### SET EXERCISE
Reproduce every line of the records below without any changes.

### RAW RECORDS
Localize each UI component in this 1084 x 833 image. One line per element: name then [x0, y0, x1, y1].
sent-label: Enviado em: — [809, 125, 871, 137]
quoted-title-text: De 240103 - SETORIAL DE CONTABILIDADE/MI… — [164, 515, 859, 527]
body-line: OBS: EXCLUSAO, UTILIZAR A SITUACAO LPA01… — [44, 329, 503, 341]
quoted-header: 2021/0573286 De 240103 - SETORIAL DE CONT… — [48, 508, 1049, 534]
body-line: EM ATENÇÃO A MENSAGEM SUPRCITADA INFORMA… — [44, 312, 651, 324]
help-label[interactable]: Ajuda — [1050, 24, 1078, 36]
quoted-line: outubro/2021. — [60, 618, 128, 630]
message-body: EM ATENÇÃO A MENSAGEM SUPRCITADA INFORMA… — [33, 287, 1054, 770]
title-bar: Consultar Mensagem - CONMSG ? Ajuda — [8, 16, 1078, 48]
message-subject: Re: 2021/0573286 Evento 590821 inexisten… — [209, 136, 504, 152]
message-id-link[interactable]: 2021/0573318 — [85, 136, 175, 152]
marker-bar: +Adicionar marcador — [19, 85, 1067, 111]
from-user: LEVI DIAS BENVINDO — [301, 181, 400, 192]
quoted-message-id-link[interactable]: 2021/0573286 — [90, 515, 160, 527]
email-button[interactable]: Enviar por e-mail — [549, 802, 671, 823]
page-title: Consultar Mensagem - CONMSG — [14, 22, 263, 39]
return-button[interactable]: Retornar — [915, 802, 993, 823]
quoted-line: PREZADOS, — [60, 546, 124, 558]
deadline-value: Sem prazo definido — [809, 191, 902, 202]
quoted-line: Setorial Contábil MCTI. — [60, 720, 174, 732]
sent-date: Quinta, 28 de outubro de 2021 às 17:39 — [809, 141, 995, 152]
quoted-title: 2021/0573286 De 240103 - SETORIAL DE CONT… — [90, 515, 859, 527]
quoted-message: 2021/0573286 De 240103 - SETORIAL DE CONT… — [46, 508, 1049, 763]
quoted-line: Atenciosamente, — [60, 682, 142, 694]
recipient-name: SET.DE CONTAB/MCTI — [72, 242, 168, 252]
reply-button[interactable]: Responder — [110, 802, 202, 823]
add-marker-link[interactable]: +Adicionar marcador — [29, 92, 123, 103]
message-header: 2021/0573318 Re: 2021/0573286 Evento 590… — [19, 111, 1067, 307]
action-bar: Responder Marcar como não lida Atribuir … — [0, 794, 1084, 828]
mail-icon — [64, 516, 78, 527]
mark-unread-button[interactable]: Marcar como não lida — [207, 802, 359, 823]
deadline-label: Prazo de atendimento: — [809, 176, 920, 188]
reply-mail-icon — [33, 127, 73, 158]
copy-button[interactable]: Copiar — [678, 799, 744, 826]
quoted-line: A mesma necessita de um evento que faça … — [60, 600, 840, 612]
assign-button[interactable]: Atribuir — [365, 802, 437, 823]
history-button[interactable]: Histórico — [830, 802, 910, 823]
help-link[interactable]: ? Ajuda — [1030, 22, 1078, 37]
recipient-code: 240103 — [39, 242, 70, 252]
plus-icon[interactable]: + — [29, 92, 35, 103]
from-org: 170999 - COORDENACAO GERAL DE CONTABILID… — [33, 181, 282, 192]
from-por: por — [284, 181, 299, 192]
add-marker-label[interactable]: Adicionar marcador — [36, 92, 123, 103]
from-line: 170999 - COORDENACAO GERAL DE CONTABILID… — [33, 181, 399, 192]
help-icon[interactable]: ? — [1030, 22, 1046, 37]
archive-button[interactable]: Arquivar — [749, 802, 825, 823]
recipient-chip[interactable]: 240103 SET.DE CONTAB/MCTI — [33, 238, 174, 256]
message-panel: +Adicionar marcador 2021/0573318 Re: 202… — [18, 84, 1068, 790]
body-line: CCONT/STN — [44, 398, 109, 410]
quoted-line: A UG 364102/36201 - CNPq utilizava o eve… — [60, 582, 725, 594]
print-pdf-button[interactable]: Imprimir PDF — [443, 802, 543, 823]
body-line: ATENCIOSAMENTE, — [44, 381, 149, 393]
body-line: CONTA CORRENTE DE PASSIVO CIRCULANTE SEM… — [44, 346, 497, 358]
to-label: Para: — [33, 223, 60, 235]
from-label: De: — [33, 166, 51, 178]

### FULL RESPONSE
Localize each UI component in this 1084 x 833 image. One line per element: name then [x0, y0, x1, y1].
sent-label: Enviado em: — [809, 125, 871, 137]
quoted-title-text: De 240103 - SETORIAL DE CONTABILIDADE/MI… — [164, 515, 859, 527]
body-line: OBS: EXCLUSAO, UTILIZAR A SITUACAO LPA01… — [44, 329, 503, 341]
quoted-header: 2021/0573286 De 240103 - SETORIAL DE CONT… — [48, 508, 1049, 534]
body-line: EM ATENÇÃO A MENSAGEM SUPRCITADA INFORMA… — [44, 312, 651, 324]
help-label[interactable]: Ajuda — [1050, 24, 1078, 36]
quoted-line: outubro/2021. — [60, 618, 128, 630]
message-body: EM ATENÇÃO A MENSAGEM SUPRCITADA INFORMA… — [33, 287, 1054, 770]
title-bar: Consultar Mensagem - CONMSG ? Ajuda — [8, 16, 1078, 48]
message-subject: Re: 2021/0573286 Evento 590821 inexisten… — [209, 136, 504, 152]
message-id-link[interactable]: 2021/0573318 — [85, 136, 175, 152]
marker-bar: +Adicionar marcador — [19, 85, 1067, 111]
from-user: LEVI DIAS BENVINDO — [301, 181, 400, 192]
quoted-message-id-link[interactable]: 2021/0573286 — [90, 515, 160, 527]
email-button[interactable]: Enviar por e-mail — [549, 802, 671, 823]
page-title: Consultar Mensagem - CONMSG — [14, 22, 263, 39]
return-button[interactable]: Retornar — [915, 802, 993, 823]
quoted-line: PREZADOS, — [60, 546, 124, 558]
deadline-value: Sem prazo definido — [809, 191, 902, 202]
quoted-line: Setorial Contábil MCTI. — [60, 720, 174, 732]
sent-date: Quinta, 28 de outubro de 2021 às 17:39 — [809, 141, 995, 152]
quoted-title: 2021/0573286 De 240103 - SETORIAL DE CONT… — [90, 515, 859, 527]
quoted-message: 2021/0573286 De 240103 - SETORIAL DE CONT… — [46, 508, 1049, 763]
quoted-line: Atenciosamente, — [60, 682, 142, 694]
recipient-name: SET.DE CONTAB/MCTI — [72, 242, 168, 252]
reply-button[interactable]: Responder — [110, 802, 202, 823]
add-marker-link[interactable]: +Adicionar marcador — [29, 92, 123, 103]
message-header: 2021/0573318 Re: 2021/0573286 Evento 590… — [19, 111, 1067, 307]
action-bar: Responder Marcar como não lida Atribuir … — [0, 794, 1084, 828]
mail-icon — [64, 516, 78, 527]
mark-unread-button[interactable]: Marcar como não lida — [207, 802, 359, 823]
deadline-label: Prazo de atendimento: — [809, 176, 920, 188]
reply-mail-icon — [33, 127, 73, 158]
copy-button[interactable]: Copiar — [678, 799, 744, 826]
quoted-line: A mesma necessita de um evento que faça … — [60, 600, 840, 612]
assign-button[interactable]: Atribuir — [365, 802, 437, 823]
history-button[interactable]: Histórico — [830, 802, 910, 823]
help-link[interactable]: ? Ajuda — [1030, 22, 1078, 37]
recipient-code: 240103 — [39, 242, 70, 252]
plus-icon[interactable]: + — [29, 92, 35, 103]
from-org: 170999 - COORDENACAO GERAL DE CONTABILID… — [33, 181, 282, 192]
from-por: por — [284, 181, 299, 192]
add-marker-label[interactable]: Adicionar marcador — [36, 92, 123, 103]
from-line: 170999 - COORDENACAO GERAL DE CONTABILID… — [33, 181, 399, 192]
help-icon[interactable]: ? — [1030, 22, 1046, 37]
archive-button[interactable]: Arquivar — [749, 802, 825, 823]
recipient-chip[interactable]: 240103 SET.DE CONTAB/MCTI — [33, 238, 174, 256]
message-panel: +Adicionar marcador 2021/0573318 Re: 202… — [18, 84, 1068, 790]
body-line: CCONT/STN — [44, 398, 109, 410]
quoted-line: A UG 364102/36201 - CNPq utilizava o eve… — [60, 582, 725, 594]
print-pdf-button[interactable]: Imprimir PDF — [443, 802, 543, 823]
body-line: ATENCIOSAMENTE, — [44, 381, 149, 393]
body-line: CONTA CORRENTE DE PASSIVO CIRCULANTE SEM… — [44, 346, 497, 358]
to-label: Para: — [33, 223, 60, 235]
from-label: De: — [33, 166, 51, 178]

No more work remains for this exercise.